Dataset entries
- - - -

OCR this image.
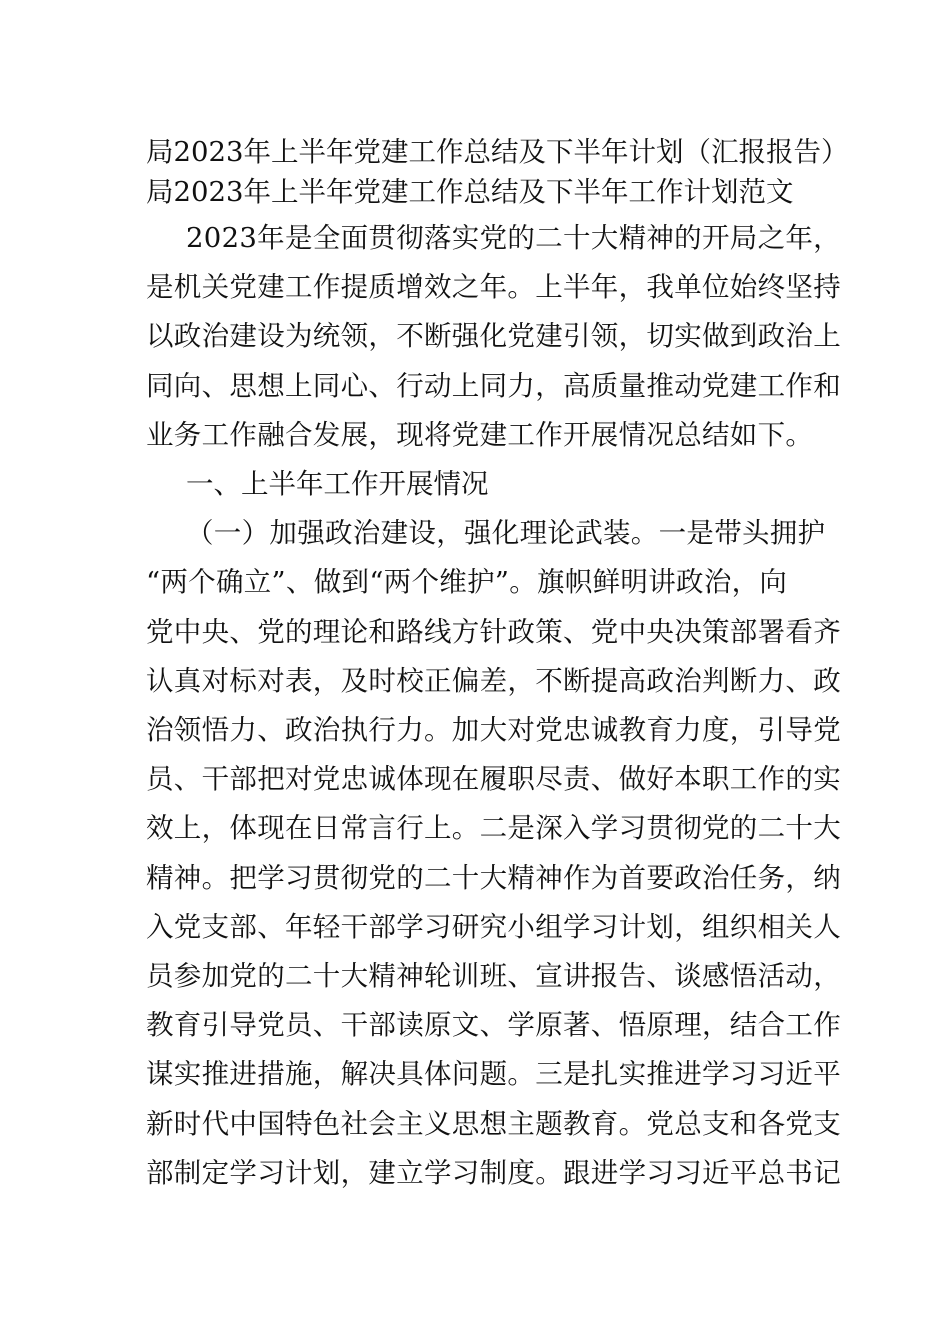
局2023年上半年党建工作总结及下半年计划（汇报报告）

局2023年上半年党建工作总结及下半年工作计划范文

2023年是全面贯彻落实党的二十大精神的开局之年，

是机关党建工作提质增效之年。上半年，我单位始终坚持

以政治建设为统领，不断强化党建引领，切实做到政治上

同向、思想上同心、行动上同力，高质量推动党建工作和

业务工作融合发展，现将党建工作开展情况总结如下。

一、上半年工作开展情况

（一）加强政治建设，强化理论武装。一是带头拥护

“两个确立”、做到“两个维护”。旗帜鲜明讲政治，向

党中央、党的理论和路线方针政策、党中央决策部署看齐

认真对标对表，及时校正偏差，不断提高政治判断力、政

治领悟力、政治执行力。加大对党忠诚教育力度，引导党

员、干部把对党忠诚体现在履职尽责、做好本职工作的实

效上，体现在日常言行上。二是深入学习贯彻党的二十大

精神。把学习贯彻党的二十大精神作为首要政治任务，纳

入党支部、年轻干部学习研究小组学习计划，组织相关人

员参加党的二十大精神轮训班、宣讲报告、谈感悟活动，

教育引导党员、干部读原文、学原著、悟原理，结合工作

谋实推进措施，解决具体问题。三是扎实推进学习习近平

新时代中国特色社会主义思想主题教育。党总支和各党支

部制定学习计划，建立学习制度。跟进学习习近平总书记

- - - -

__WRITTEN PROBLEM__: Return each line exactly as written. Any picture gets left out.

__RESULT OF THIS EXERCISE__:
OCR this image.
局2023年上半年党建工作总结及下半年计划（汇报报告）

局2023年上半年党建工作总结及下半年工作计划范文

2023年是全面贯彻落实党的二十大精神的开局之年，

是机关党建工作提质增效之年。上半年，我单位始终坚持

以政治建设为统领，不断强化党建引领，切实做到政治上

同向、思想上同心、行动上同力，高质量推动党建工作和

业务工作融合发展，现将党建工作开展情况总结如下。

一、上半年工作开展情况

（一）加强政治建设，强化理论武装。一是带头拥护

“两个确立”、做到“两个维护”。旗帜鲜明讲政治，向

党中央、党的理论和路线方针政策、党中央决策部署看齐

认真对标对表，及时校正偏差，不断提高政治判断力、政

治领悟力、政治执行力。加大对党忠诚教育力度，引导党

员、干部把对党忠诚体现在履职尽责、做好本职工作的实

效上，体现在日常言行上。二是深入学习贯彻党的二十大

精神。把学习贯彻党的二十大精神作为首要政治任务，纳

入党支部、年轻干部学习研究小组学习计划，组织相关人

员参加党的二十大精神轮训班、宣讲报告、谈感悟活动，

教育引导党员、干部读原文、学原著、悟原理，结合工作

谋实推进措施，解决具体问题。三是扎实推进学习习近平

新时代中国特色社会主义思想主题教育。党总支和各党支

部制定学习计划，建立学习制度。跟进学习习近平总书记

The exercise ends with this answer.